# AIM
Repeat every line exactly, keeping the pictures out of the copy.

☆ ☆ ☆ ☆ ☆ ☆ ☆

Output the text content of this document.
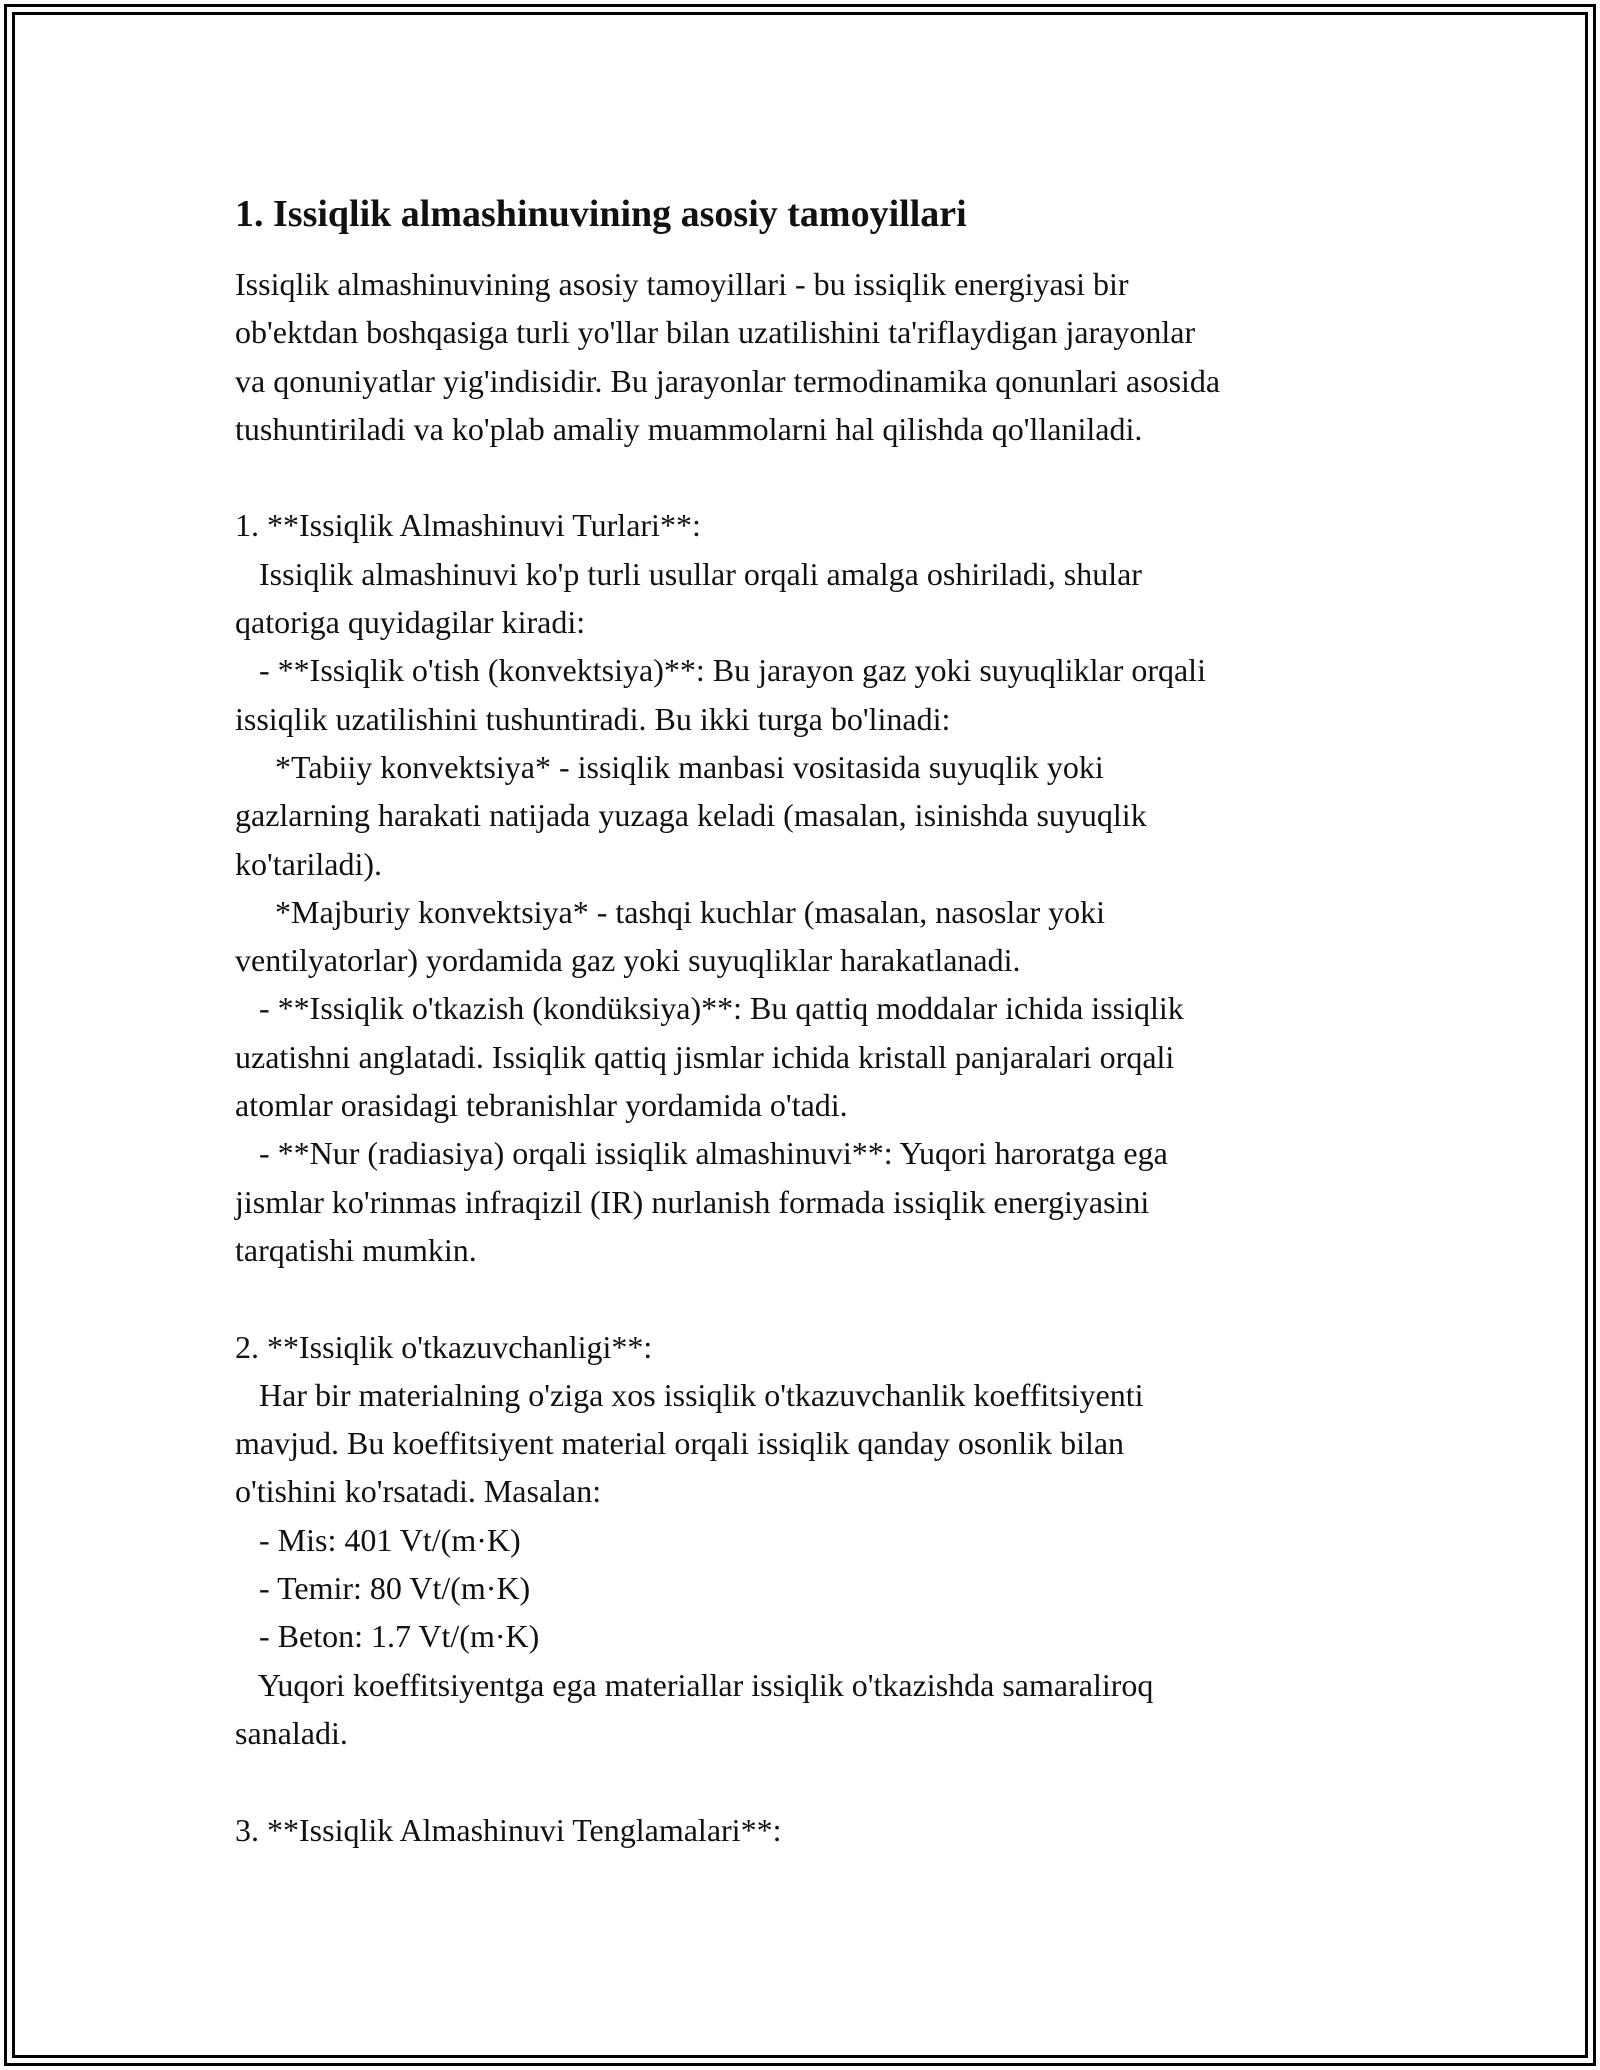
1. Issiqlik almashinuvining asosiy tamoyillari
Issiqlik almashinuvining asosiy tamoyillari - bu issiqlik energiyasi bir
ob'ektdan boshqasiga turli yo'llar bilan uzatilishini ta'riflaydigan jarayonlar
va qonuniyatlar yig'indisidir. Bu jarayonlar termodinamika qonunlari asosida
tushuntiriladi va ko'plab amaliy muammolarni hal qilishda qo'llaniladi.
1. **Issiqlik Almashinuvi Turlari**:
Issiqlik almashinuvi ko'p turli usullar orqali amalga oshiriladi, shular
qatoriga quyidagilar kiradi:
- **Issiqlik o'tish (konvektsiya)**: Bu jarayon gaz yoki suyuqliklar orqali
issiqlik uzatilishini tushuntiradi. Bu ikki turga bo'linadi:
*Tabiiy konvektsiya* - issiqlik manbasi vositasida suyuqlik yoki
gazlarning harakati natijada yuzaga keladi (masalan, isinishda suyuqlik
ko'tariladi).
*Majburiy konvektsiya* - tashqi kuchlar (masalan, nasoslar yoki
ventilyatorlar) yordamida gaz yoki suyuqliklar harakatlanadi.
- **Issiqlik o'tkazish (kondüksiya)**: Bu qattiq moddalar ichida issiqlik
uzatishni anglatadi. Issiqlik qattiq jismlar ichida kristall panjaralari orqali
atomlar orasidagi tebranishlar yordamida o'tadi.
- **Nur (radiasiya) orqali issiqlik almashinuvi**: Yuqori haroratga ega
jismlar ko'rinmas infraqizil (IR) nurlanish formada issiqlik energiyasini
tarqatishi mumkin.
2. **Issiqlik o'tkazuvchanligi**:
Har bir materialning o'ziga xos issiqlik o'tkazuvchanlik koeffitsiyenti
mavjud. Bu koeffitsiyent material orqali issiqlik qanday osonlik bilan
o'tishini ko'rsatadi. Masalan:
- Mis: 401 Vt/(m·K)
- Temir: 80 Vt/(m·K)
- Beton: 1.7 Vt/(m·K)
Yuqori koeffitsiyentga ega materiallar issiqlik o'tkazishda samaraliroq
sanaladi.
3. **Issiqlik Almashinuvi Tenglamalari**:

☆ ☆ ☆ ☆ ☆ ☆ ☆

# ANSWER FOR THE TASK
Output the text content of this document.
1. Issiqlik almashinuvining asosiy tamoyillari
Issiqlik almashinuvining asosiy tamoyillari - bu issiqlik energiyasi bir
ob'ektdan boshqasiga turli yo'llar bilan uzatilishini ta'riflaydigan jarayonlar
va qonuniyatlar yig'indisidir. Bu jarayonlar termodinamika qonunlari asosida
tushuntiriladi va ko'plab amaliy muammolarni hal qilishda qo'llaniladi.
1. **Issiqlik Almashinuvi Turlari**:
Issiqlik almashinuvi ko'p turli usullar orqali amalga oshiriladi, shular
qatoriga quyidagilar kiradi:
- **Issiqlik o'tish (konvektsiya)**: Bu jarayon gaz yoki suyuqliklar orqali
issiqlik uzatilishini tushuntiradi. Bu ikki turga bo'linadi:
*Tabiiy konvektsiya* - issiqlik manbasi vositasida suyuqlik yoki
gazlarning harakati natijada yuzaga keladi (masalan, isinishda suyuqlik
ko'tariladi).
*Majburiy konvektsiya* - tashqi kuchlar (masalan, nasoslar yoki
ventilyatorlar) yordamida gaz yoki suyuqliklar harakatlanadi.
- **Issiqlik o'tkazish (kondüksiya)**: Bu qattiq moddalar ichida issiqlik
uzatishni anglatadi. Issiqlik qattiq jismlar ichida kristall panjaralari orqali
atomlar orasidagi tebranishlar yordamida o'tadi.
- **Nur (radiasiya) orqali issiqlik almashinuvi**: Yuqori haroratga ega
jismlar ko'rinmas infraqizil (IR) nurlanish formada issiqlik energiyasini
tarqatishi mumkin.
2. **Issiqlik o'tkazuvchanligi**:
Har bir materialning o'ziga xos issiqlik o'tkazuvchanlik koeffitsiyenti
mavjud. Bu koeffitsiyent material orqali issiqlik qanday osonlik bilan
o'tishini ko'rsatadi. Masalan:
- Mis: 401 Vt/(m·K)
- Temir: 80 Vt/(m·K)
- Beton: 1.7 Vt/(m·K)
Yuqori koeffitsiyentga ega materiallar issiqlik o'tkazishda samaraliroq
sanaladi.
3. **Issiqlik Almashinuvi Tenglamalari**:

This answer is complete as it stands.